----- Data shown -----

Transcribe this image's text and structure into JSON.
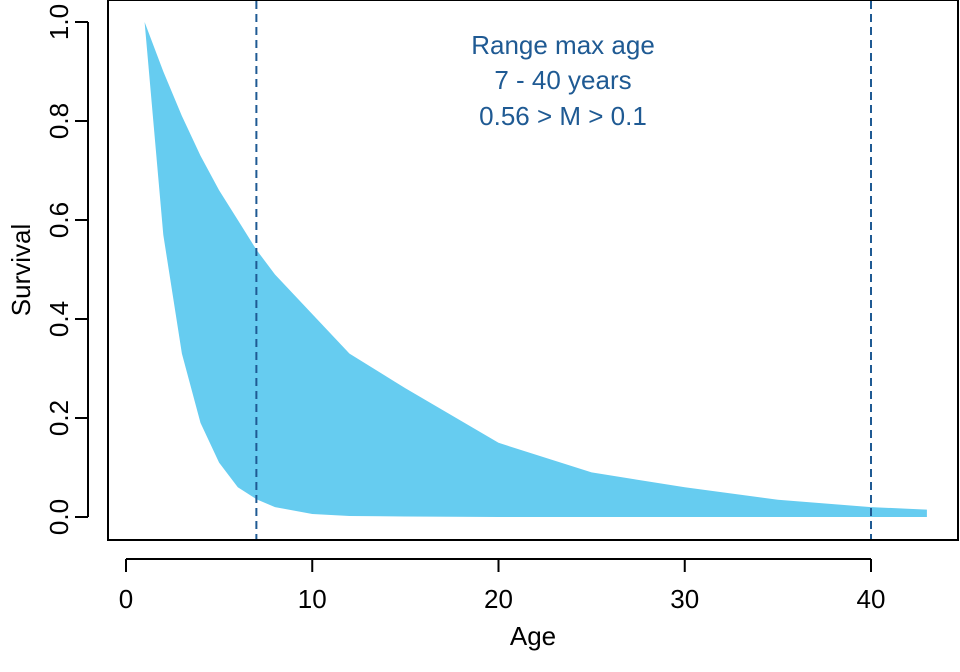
{
  "chart_data": {
    "type": "area",
    "title": "",
    "xlabel": "Age",
    "ylabel": "Survival",
    "xlim": [
      0,
      43
    ],
    "ylim": [
      0,
      1
    ],
    "x_ticks": [
      0,
      10,
      20,
      30,
      40
    ],
    "y_ticks": [
      0.0,
      0.2,
      0.4,
      0.6,
      0.8,
      1.0
    ],
    "y_tick_labels": [
      "0.0",
      "0.2",
      "0.4",
      "0.6",
      "0.8",
      "1.0"
    ],
    "grid": false,
    "fill_color": "#66ccf0",
    "line_color": "#1f5a93",
    "band": {
      "x": [
        1,
        2,
        3,
        4,
        5,
        6,
        7,
        8,
        10,
        12,
        15,
        20,
        25,
        30,
        35,
        40,
        43
      ],
      "upper": [
        1.0,
        0.9,
        0.81,
        0.73,
        0.66,
        0.6,
        0.54,
        0.49,
        0.41,
        0.33,
        0.26,
        0.15,
        0.09,
        0.06,
        0.035,
        0.02,
        0.015
      ],
      "lower": [
        1.0,
        0.57,
        0.33,
        0.19,
        0.11,
        0.06,
        0.036,
        0.02,
        0.006,
        0.002,
        0.001,
        0.0,
        0.0,
        0.0,
        0.0,
        0.0,
        0.0
      ]
    },
    "reference_lines": [
      {
        "x": 7,
        "style": "dashed"
      },
      {
        "x": 40,
        "style": "dashed"
      }
    ],
    "annotation": [
      "Range max age",
      "7 - 40 years",
      "0.56 > M > 0.1"
    ]
  }
}
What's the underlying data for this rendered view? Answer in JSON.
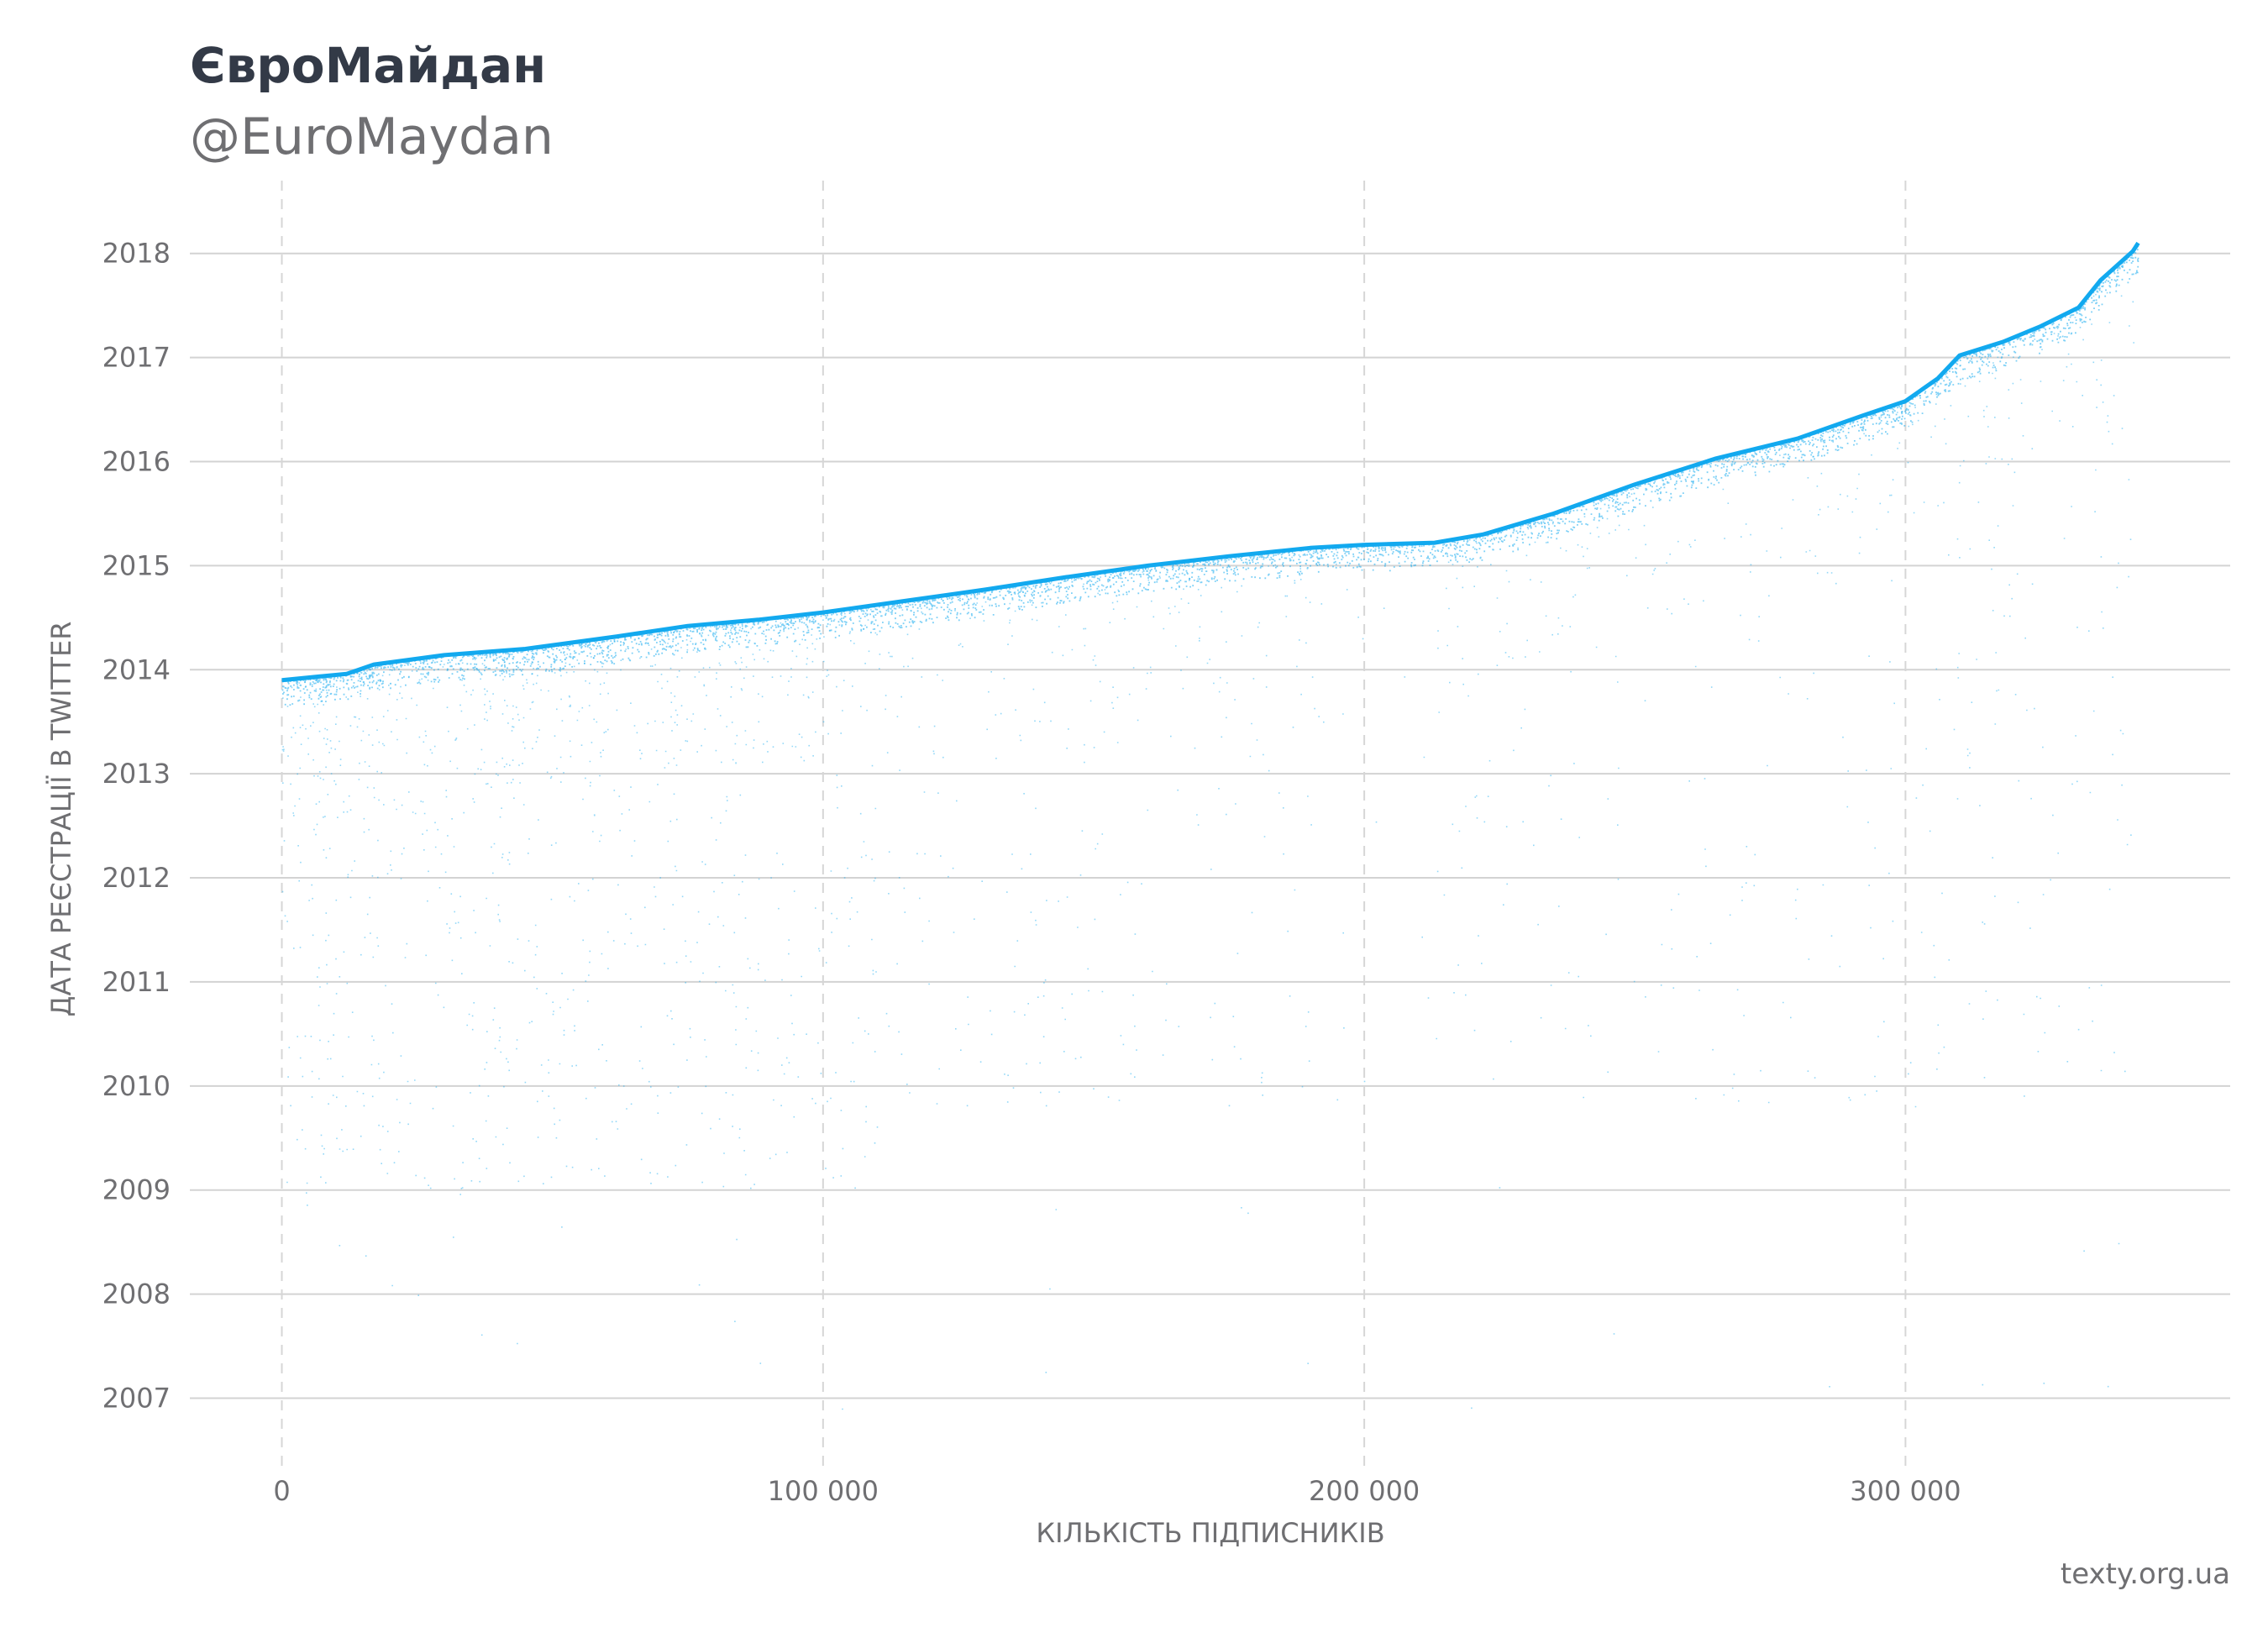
{
  "header": {
    "title": "ЄвроМайдан",
    "subtitle": "@EuroMaydan"
  },
  "footer": {
    "source": "texty.org.ua"
  },
  "chart_data": {
    "type": "scatter",
    "xlabel": "КІЛЬКІСТЬ ПІДПИСНИКІВ",
    "ylabel": "ДАТА РЕЄСТРАЦІЇ В TWITTER",
    "xlim": [
      -17000,
      360000
    ],
    "ylim": [
      2006.35,
      2018.7
    ],
    "x_ticks": [
      0,
      100000,
      200000,
      300000
    ],
    "x_tick_labels": [
      "0",
      "100 000",
      "200 000",
      "300 000"
    ],
    "y_ticks": [
      2007,
      2008,
      2009,
      2010,
      2011,
      2012,
      2013,
      2014,
      2015,
      2016,
      2017,
      2018
    ],
    "grid": "horizontal solid, vertical dashed",
    "point_color": "#12a9ef",
    "series": [
      {
        "description_points": "upper envelope (registration date of newest follower at each follower index)",
        "x": [
          0,
          12000,
          17000,
          30000,
          45000,
          62000,
          75000,
          88000,
          100000,
          115000,
          130000,
          145000,
          160000,
          175000,
          190000,
          200000,
          213000,
          222000,
          235000,
          250000,
          265000,
          280000,
          292000,
          300000,
          306000,
          310000,
          318000,
          325000,
          332000,
          336000,
          342000,
          343000
        ],
        "y": [
          2013.9,
          2013.96,
          2014.05,
          2014.14,
          2014.2,
          2014.32,
          2014.42,
          2014.48,
          2014.55,
          2014.66,
          2014.77,
          2014.89,
          2015.0,
          2015.09,
          2015.17,
          2015.2,
          2015.22,
          2015.3,
          2015.5,
          2015.78,
          2016.03,
          2016.22,
          2016.44,
          2016.58,
          2016.8,
          2017.02,
          2017.15,
          2017.3,
          2017.48,
          2017.74,
          2018.02,
          2018.1
        ]
      }
    ]
  }
}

-----

- **What you need to do**: Lines holding the word "this" in the entries above are the ones to pull out. Copy them all.

- **Answer in full**:
Transcribe this image's text and structure into JSON.
What's the underlying data for this rendered view? Answer in JSON.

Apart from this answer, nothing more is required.